=== Problem to work on ===
Return each line of the listing below, unchanged, and omit the images.

=== Materials provided ===
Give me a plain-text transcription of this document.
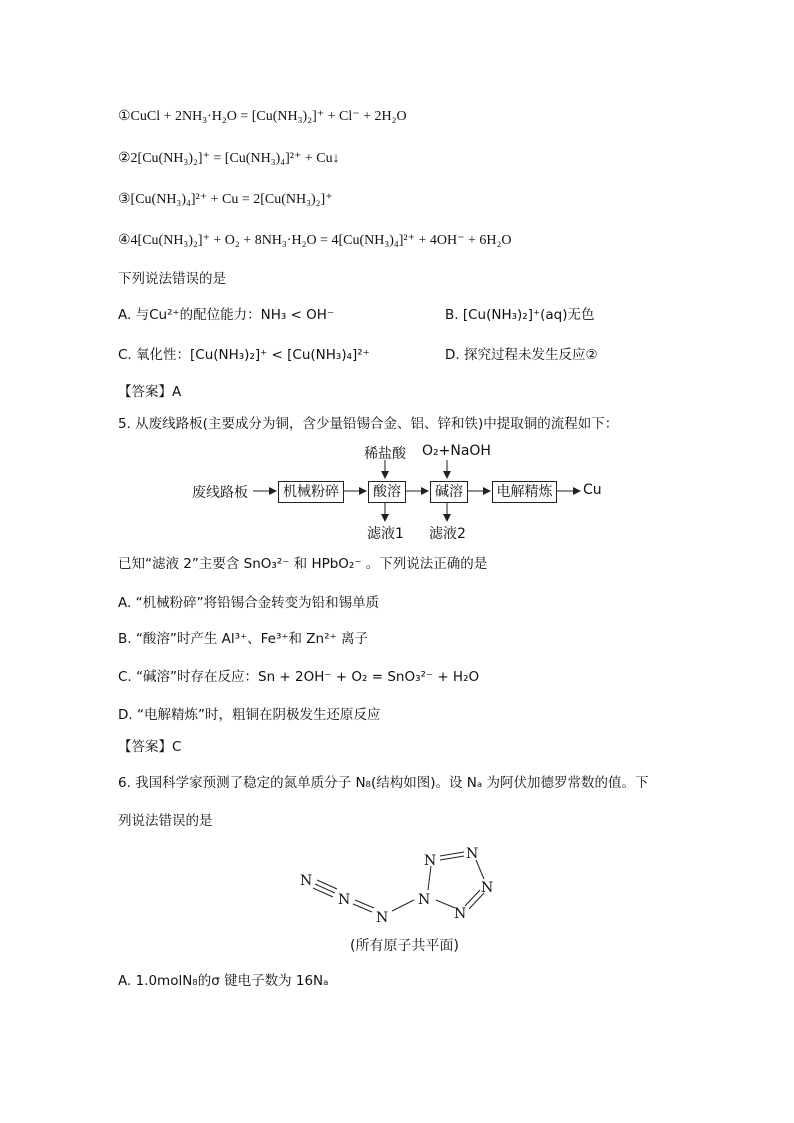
①CuCl + 2NH₃·H₂O = [Cu(NH₃)₂]⁺ + Cl⁻ + 2H₂O
②2[Cu(NH₃)₂]⁺ = [Cu(NH₃)₄]²⁺ + Cu↓
③[Cu(NH₃)₄]²⁺ + Cu = 2[Cu(NH₃)₂]⁺
④4[Cu(NH₃)₂]⁺ + O₂ + 8NH₃·H₂O = 4[Cu(NH₃)₄]²⁺ + 4OH⁻ + 6H₂O
下列说法错误的是
A. 与Cu²⁺的配位能力：NH₃ < OH⁻	B. [Cu(NH₃)₂]⁺(aq)无色
C. 氧化性：[Cu(NH₃)₂]⁺ < [Cu(NH₃)₄]²⁺	D. 探究过程未发生反应②
【答案】A
5. 从废线路板(主要成分为铜，含少量铅锡合金、铝、锌和铁)中提取铜的流程如下：
废线路板	机械粉碎	酸溶	碱溶	电解精炼	Cu
稀盐酸 O₂+NaOH
滤液1 滤液2
已知“滤液 2”主要含 SnO₃²⁻ 和 HPbO₂⁻ 。下列说法正确的是
A. “机械粉碎”将铅锡合金转变为铅和锡单质
B. “酸溶”时产生 Al³⁺、Fe³⁺和 Zn²⁺ 离子
C. “碱溶”时存在反应：Sn + 2OH⁻ + O₂ = SnO₃²⁻ + H₂O
D. “电解精炼”时，粗铜在阴极发生还原反应
【答案】C
6. 我国科学家预测了稳定的氮单质分子 N₈(结构如图)。设 Nₐ 为阿伏加德罗常数的值。下
列说法错误的是
N
N
N
N
N N
N
N
(所有原子共平面)
A. 1.0molN₈的σ 键电子数为 16Nₐ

=== Exercise response ===
Give me a plain-text transcription of this document.
①CuCl + 2NH₃·H₂O = [Cu(NH₃)₂]⁺ + Cl⁻ + 2H₂O
②2[Cu(NH₃)₂]⁺ = [Cu(NH₃)₄]²⁺ + Cu↓
③[Cu(NH₃)₄]²⁺ + Cu = 2[Cu(NH₃)₂]⁺
④4[Cu(NH₃)₂]⁺ + O₂ + 8NH₃·H₂O = 4[Cu(NH₃)₄]²⁺ + 4OH⁻ + 6H₂O
下列说法错误的是
A. 与Cu²⁺的配位能力：NH₃ < OH⁻	B. [Cu(NH₃)₂]⁺(aq)无色
C. 氧化性：[Cu(NH₃)₂]⁺ < [Cu(NH₃)₄]²⁺	D. 探究过程未发生反应②
【答案】A
5. 从废线路板(主要成分为铜，含少量铅锡合金、铝、锌和铁)中提取铜的流程如下：
废线路板	机械粉碎	酸溶	碱溶	电解精炼	Cu
稀盐酸 O₂+NaOH
滤液1 滤液2
已知“滤液 2”主要含 SnO₃²⁻ 和 HPbO₂⁻ 。下列说法正确的是
A. “机械粉碎”将铅锡合金转变为铅和锡单质
B. “酸溶”时产生 Al³⁺、Fe³⁺和 Zn²⁺ 离子
C. “碱溶”时存在反应：Sn + 2OH⁻ + O₂ = SnO₃²⁻ + H₂O
D. “电解精炼”时，粗铜在阴极发生还原反应
【答案】C
6. 我国科学家预测了稳定的氮单质分子 N₈(结构如图)。设 Nₐ 为阿伏加德罗常数的值。下
列说法错误的是
N
N
N
N
N N
N
N
(所有原子共平面)
A. 1.0molN₈的σ 键电子数为 16Nₐ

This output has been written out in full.